_Extracted records_.
↓↓↓

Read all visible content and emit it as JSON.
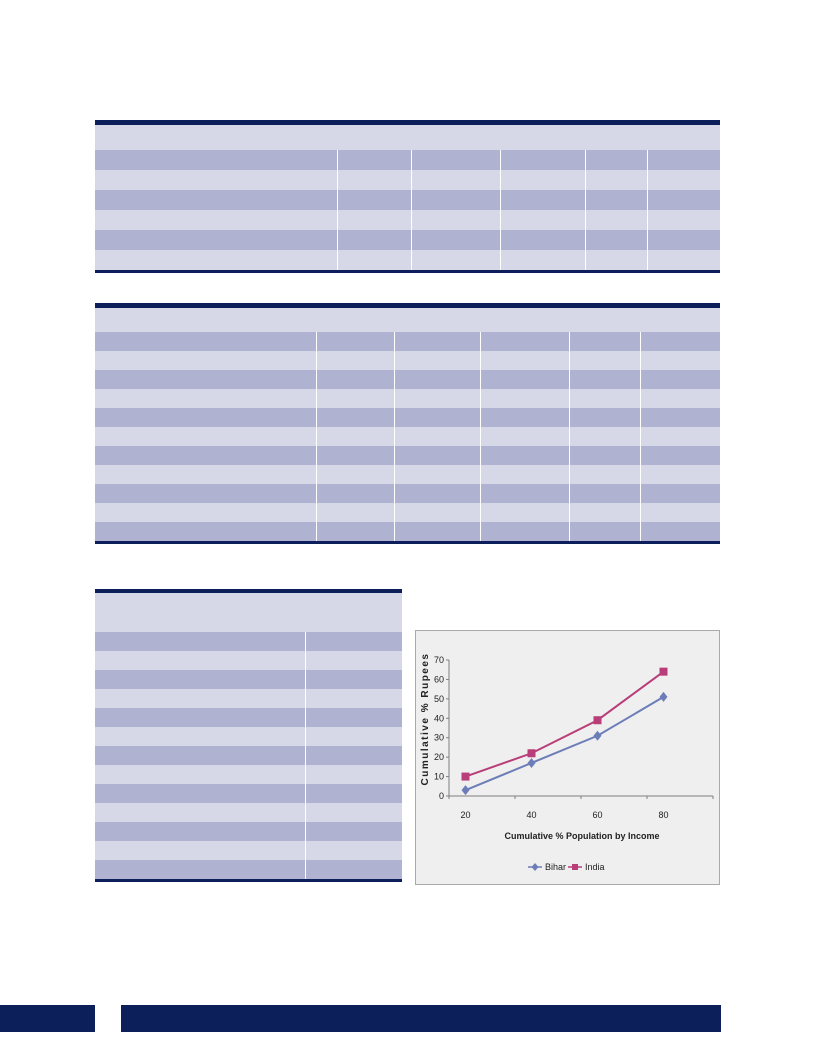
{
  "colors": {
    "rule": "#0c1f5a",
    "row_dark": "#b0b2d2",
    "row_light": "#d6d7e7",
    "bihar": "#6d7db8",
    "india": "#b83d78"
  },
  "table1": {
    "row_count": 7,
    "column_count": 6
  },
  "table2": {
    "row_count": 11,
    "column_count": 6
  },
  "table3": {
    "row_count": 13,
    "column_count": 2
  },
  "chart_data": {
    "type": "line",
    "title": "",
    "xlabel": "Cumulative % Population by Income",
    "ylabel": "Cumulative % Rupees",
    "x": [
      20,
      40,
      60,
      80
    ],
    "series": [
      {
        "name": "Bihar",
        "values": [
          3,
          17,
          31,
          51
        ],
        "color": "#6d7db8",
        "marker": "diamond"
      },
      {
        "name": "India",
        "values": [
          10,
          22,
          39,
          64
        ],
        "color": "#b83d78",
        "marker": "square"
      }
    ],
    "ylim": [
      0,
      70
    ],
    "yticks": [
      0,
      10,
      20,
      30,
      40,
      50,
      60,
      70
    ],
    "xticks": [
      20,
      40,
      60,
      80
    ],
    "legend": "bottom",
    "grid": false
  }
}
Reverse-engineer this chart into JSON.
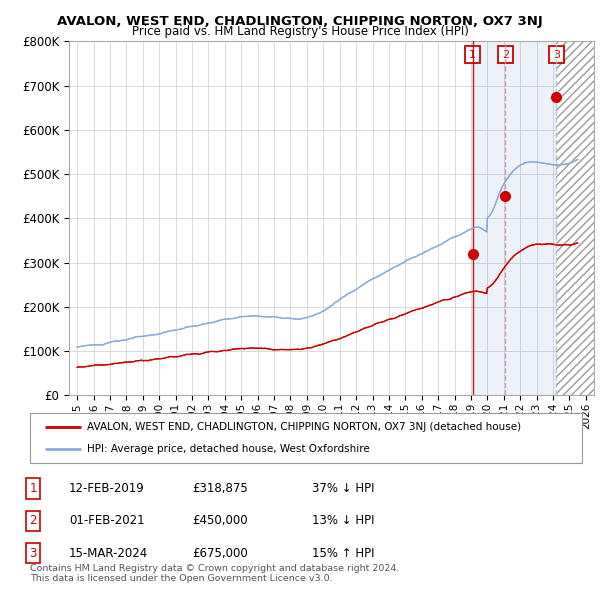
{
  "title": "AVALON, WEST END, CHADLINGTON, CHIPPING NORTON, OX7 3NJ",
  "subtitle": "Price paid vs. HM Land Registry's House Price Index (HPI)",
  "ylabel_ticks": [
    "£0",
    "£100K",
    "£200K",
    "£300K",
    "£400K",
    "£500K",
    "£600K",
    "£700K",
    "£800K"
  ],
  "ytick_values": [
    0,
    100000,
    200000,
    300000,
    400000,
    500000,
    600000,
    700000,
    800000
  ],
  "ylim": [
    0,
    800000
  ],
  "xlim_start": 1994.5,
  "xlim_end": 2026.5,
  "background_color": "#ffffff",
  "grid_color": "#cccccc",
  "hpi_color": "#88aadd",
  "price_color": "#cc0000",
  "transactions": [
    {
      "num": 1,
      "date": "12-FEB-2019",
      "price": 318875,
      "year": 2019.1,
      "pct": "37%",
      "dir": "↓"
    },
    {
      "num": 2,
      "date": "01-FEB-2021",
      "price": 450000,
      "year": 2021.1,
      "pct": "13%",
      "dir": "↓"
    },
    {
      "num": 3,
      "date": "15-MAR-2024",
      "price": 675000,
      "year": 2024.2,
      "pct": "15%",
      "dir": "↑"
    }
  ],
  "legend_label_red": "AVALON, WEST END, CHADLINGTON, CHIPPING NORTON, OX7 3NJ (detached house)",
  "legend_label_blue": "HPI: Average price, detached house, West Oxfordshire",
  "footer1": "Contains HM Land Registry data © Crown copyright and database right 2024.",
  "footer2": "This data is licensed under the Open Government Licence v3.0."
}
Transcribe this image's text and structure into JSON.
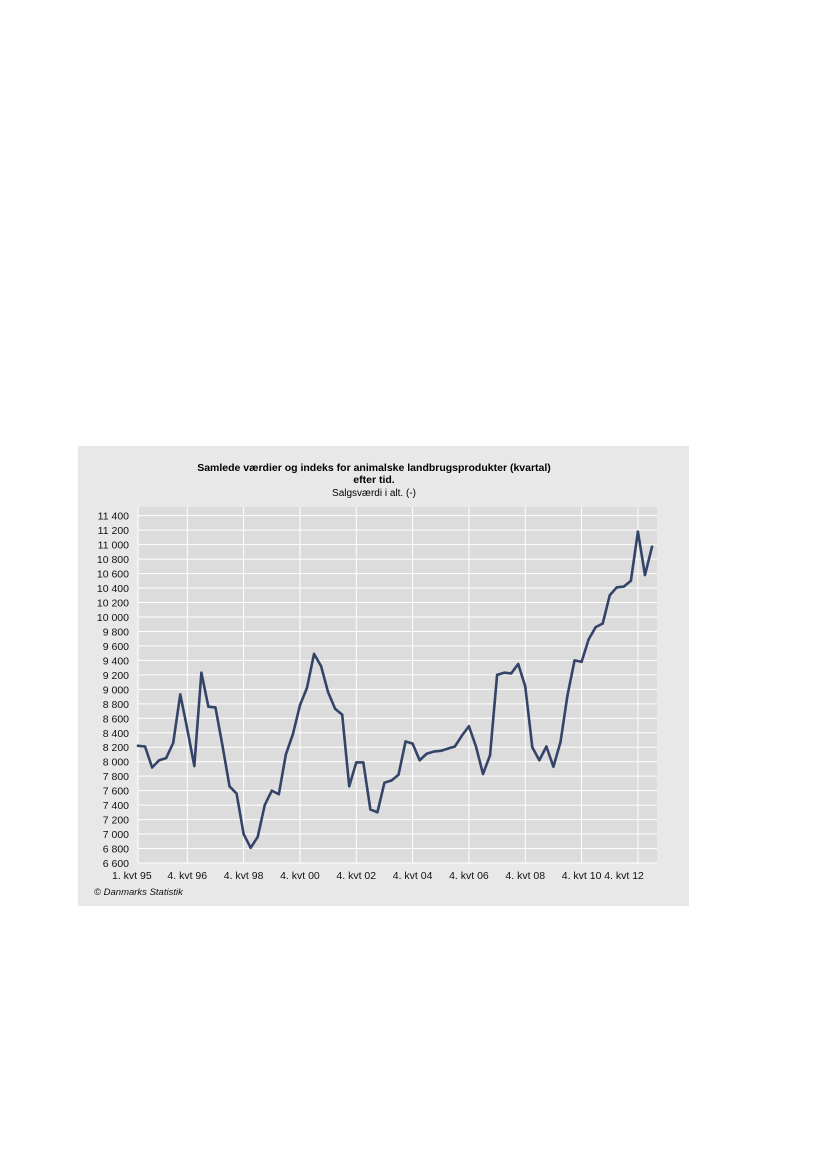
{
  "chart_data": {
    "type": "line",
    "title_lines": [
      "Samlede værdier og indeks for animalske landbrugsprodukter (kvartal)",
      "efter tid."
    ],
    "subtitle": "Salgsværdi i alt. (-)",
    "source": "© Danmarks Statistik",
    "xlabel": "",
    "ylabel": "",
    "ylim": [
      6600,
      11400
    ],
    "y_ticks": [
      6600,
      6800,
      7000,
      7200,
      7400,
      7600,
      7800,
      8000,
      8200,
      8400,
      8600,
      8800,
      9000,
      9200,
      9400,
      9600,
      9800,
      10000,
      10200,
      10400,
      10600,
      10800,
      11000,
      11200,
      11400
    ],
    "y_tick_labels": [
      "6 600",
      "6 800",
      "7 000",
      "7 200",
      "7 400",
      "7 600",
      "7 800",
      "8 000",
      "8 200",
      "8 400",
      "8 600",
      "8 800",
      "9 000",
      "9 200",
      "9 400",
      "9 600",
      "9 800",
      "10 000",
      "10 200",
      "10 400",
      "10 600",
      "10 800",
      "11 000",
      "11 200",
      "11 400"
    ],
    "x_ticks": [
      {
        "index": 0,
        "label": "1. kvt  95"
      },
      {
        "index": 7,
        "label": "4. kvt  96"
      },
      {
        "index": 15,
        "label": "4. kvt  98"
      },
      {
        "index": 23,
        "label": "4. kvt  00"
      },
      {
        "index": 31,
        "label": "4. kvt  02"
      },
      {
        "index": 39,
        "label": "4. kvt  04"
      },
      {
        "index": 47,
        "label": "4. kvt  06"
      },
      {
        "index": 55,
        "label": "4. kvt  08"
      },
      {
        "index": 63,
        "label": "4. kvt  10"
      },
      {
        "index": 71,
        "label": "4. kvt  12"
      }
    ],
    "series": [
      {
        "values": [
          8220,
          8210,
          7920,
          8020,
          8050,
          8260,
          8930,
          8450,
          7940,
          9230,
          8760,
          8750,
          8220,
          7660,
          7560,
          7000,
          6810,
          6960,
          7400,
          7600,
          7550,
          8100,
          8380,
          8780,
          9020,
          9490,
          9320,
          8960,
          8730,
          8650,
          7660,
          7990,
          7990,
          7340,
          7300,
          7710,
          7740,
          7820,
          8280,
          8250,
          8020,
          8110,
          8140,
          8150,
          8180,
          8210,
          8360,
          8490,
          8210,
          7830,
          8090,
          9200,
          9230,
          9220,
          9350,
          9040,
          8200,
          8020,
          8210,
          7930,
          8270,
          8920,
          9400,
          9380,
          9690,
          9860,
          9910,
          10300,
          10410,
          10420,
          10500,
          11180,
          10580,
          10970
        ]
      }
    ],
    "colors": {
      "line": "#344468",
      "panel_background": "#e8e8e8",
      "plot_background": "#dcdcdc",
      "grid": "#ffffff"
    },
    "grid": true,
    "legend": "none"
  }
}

↑↑↑

_PROBLEM TO SOLVE_.
Copy every line of the entries above in which "xlabel" occurs.

_COMPLETE OUTPUT_.
    "xlabel": "Cumulative % Population by Income",
    "xlabel": "",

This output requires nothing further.